Source data:
╭──

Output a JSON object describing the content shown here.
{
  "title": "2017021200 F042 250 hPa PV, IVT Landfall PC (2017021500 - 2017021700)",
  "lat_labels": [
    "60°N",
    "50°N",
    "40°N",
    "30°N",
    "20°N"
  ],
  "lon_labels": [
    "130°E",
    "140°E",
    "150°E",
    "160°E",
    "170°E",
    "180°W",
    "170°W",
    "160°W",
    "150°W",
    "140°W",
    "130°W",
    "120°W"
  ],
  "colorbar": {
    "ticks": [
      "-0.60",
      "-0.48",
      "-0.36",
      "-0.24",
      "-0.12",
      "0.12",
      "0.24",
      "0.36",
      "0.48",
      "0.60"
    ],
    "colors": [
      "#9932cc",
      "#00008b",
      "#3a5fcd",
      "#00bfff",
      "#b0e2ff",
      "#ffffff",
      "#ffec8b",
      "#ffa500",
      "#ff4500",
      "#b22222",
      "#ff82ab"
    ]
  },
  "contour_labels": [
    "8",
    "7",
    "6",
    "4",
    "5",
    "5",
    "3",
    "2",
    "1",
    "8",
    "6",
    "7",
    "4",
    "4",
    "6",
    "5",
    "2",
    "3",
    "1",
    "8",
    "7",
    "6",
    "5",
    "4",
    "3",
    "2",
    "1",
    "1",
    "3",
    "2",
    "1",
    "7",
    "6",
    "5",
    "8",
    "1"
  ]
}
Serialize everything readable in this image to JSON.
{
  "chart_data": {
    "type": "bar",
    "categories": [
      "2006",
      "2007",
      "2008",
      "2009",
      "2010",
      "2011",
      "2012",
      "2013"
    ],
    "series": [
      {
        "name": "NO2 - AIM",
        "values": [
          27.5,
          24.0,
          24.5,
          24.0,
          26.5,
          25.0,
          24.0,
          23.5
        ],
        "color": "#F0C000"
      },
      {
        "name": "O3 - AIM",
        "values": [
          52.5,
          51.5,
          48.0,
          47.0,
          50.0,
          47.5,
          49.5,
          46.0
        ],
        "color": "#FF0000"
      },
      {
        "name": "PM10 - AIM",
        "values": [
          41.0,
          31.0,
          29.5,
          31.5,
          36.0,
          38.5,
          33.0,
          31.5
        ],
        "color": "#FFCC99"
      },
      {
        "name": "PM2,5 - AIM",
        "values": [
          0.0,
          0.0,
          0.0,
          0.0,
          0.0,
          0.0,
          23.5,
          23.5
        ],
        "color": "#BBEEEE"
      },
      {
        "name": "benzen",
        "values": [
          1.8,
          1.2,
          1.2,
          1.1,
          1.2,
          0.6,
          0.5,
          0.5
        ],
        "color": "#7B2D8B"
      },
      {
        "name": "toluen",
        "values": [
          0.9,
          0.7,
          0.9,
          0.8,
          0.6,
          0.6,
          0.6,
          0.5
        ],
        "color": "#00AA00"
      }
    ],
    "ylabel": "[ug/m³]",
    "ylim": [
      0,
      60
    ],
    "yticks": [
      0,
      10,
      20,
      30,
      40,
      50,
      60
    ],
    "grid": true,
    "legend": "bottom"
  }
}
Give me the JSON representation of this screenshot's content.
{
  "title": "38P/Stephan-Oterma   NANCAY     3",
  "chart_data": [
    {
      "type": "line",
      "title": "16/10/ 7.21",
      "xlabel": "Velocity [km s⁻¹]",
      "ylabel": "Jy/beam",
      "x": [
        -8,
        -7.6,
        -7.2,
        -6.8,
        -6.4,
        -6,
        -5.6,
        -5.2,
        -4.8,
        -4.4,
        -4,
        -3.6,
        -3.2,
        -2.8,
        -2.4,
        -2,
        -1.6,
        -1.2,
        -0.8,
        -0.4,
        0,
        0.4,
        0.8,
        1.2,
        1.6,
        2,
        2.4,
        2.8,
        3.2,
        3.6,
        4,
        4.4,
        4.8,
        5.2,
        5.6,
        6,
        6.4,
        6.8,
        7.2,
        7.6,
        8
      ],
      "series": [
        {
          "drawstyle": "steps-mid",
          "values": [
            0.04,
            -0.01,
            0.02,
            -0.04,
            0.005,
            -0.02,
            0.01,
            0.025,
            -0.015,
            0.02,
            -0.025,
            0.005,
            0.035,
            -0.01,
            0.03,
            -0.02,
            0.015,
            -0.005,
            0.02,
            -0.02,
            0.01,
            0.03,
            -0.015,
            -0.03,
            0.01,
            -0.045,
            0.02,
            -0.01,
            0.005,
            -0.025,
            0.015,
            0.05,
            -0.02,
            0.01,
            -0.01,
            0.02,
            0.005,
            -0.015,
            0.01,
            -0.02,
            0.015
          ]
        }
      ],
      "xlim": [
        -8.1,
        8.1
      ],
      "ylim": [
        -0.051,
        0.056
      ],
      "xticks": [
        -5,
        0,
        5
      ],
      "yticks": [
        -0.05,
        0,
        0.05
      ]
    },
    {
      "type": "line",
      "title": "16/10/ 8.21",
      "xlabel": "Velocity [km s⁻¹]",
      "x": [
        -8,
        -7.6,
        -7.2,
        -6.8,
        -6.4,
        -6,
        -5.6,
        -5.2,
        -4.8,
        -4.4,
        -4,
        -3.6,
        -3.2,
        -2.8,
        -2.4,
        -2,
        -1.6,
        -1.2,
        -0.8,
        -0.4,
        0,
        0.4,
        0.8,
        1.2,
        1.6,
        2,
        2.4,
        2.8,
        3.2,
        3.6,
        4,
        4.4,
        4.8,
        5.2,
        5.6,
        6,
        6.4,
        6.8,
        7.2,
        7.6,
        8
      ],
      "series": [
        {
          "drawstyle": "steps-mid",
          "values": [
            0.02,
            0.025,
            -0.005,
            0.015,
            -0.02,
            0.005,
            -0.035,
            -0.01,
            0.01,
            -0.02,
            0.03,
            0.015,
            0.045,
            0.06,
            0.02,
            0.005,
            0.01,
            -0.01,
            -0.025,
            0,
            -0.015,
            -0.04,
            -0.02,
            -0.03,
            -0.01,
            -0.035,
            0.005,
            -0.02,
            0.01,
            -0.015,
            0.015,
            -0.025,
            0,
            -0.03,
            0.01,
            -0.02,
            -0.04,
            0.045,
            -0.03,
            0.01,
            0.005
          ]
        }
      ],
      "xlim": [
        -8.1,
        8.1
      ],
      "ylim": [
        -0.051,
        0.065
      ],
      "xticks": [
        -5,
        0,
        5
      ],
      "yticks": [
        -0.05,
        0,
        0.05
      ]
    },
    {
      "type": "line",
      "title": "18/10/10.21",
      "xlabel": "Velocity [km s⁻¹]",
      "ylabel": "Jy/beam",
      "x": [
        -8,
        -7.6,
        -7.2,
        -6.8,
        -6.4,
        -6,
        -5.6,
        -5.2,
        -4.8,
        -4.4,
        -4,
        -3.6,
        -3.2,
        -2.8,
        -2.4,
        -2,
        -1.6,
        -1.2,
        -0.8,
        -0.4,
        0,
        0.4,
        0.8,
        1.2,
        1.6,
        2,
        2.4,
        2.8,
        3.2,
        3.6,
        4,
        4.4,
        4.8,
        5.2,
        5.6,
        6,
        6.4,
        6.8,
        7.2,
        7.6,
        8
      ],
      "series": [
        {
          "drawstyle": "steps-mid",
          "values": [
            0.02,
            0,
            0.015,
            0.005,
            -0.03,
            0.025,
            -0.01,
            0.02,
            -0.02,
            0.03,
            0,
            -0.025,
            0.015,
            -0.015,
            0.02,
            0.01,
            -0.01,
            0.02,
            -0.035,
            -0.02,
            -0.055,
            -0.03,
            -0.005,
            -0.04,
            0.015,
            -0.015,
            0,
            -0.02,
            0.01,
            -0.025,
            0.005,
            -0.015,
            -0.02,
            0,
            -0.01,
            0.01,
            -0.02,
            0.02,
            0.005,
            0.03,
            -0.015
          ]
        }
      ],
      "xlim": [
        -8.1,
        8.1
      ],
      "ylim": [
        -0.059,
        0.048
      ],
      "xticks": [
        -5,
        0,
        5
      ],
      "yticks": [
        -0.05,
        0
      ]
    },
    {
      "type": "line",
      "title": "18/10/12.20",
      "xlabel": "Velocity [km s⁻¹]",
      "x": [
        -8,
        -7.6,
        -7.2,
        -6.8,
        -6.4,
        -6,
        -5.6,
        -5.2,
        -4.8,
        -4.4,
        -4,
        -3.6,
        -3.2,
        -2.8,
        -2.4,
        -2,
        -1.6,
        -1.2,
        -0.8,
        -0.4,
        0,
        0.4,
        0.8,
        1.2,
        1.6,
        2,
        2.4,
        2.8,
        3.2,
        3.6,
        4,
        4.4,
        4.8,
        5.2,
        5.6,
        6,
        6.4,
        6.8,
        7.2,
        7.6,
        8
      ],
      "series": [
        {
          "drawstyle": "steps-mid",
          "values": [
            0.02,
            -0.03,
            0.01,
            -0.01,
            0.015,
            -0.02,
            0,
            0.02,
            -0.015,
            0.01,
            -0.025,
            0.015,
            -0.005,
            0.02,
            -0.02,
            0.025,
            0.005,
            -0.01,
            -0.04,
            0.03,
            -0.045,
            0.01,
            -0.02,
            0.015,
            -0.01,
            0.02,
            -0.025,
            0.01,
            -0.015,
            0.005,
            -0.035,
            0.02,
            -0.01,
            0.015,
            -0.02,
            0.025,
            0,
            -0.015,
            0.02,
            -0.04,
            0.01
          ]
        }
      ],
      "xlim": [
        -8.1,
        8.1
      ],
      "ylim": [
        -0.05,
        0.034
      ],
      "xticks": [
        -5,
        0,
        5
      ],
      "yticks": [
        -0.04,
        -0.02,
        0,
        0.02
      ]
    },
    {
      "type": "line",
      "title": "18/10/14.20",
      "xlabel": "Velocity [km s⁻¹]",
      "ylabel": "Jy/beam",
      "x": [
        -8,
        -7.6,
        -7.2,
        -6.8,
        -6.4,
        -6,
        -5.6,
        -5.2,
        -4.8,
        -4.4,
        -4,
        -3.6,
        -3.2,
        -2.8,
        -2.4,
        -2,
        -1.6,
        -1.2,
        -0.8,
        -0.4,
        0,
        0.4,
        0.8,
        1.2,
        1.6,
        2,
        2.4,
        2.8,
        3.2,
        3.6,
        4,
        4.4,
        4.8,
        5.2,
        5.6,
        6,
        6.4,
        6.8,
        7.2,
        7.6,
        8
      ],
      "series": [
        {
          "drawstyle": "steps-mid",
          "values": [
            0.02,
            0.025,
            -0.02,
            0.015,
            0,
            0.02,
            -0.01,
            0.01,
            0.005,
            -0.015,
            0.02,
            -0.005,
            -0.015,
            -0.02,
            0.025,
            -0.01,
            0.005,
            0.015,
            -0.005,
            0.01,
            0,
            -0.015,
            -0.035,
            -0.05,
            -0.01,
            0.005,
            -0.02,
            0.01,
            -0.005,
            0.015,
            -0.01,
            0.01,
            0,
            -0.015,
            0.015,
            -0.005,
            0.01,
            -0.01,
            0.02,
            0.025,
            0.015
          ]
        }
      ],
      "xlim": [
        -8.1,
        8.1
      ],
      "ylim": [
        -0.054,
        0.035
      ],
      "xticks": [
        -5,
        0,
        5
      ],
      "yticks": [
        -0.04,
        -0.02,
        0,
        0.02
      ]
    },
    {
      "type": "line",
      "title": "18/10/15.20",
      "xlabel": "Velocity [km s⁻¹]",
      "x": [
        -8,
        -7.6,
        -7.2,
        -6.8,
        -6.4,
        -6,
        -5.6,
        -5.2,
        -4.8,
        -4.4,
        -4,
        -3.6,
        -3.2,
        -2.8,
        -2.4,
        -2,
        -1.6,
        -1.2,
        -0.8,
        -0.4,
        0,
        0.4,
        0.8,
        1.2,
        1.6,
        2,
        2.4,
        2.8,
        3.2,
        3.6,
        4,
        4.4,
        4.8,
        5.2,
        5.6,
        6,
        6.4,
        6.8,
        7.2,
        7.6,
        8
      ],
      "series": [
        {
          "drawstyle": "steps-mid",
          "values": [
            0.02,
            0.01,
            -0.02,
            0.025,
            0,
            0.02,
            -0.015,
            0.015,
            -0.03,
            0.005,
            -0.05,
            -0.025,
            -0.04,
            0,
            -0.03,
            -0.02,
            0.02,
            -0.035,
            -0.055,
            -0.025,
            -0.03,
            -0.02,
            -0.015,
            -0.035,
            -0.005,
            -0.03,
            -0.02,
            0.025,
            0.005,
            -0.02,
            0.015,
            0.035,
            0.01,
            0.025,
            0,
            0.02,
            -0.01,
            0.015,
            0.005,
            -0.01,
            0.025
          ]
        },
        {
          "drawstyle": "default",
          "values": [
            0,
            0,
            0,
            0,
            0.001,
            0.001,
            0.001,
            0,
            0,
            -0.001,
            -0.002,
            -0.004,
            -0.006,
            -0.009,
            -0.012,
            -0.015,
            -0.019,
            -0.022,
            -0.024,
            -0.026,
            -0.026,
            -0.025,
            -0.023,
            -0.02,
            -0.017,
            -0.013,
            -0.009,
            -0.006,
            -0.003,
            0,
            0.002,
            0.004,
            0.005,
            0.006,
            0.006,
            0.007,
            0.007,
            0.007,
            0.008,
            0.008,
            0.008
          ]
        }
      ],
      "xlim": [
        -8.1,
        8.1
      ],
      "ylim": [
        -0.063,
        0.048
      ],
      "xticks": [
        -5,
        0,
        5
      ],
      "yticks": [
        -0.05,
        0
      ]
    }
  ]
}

╰──

#### [Work to complete]
Find every line in the entries that includes the word "name", then state how many there are and nothing else.

#### [Completed task]
6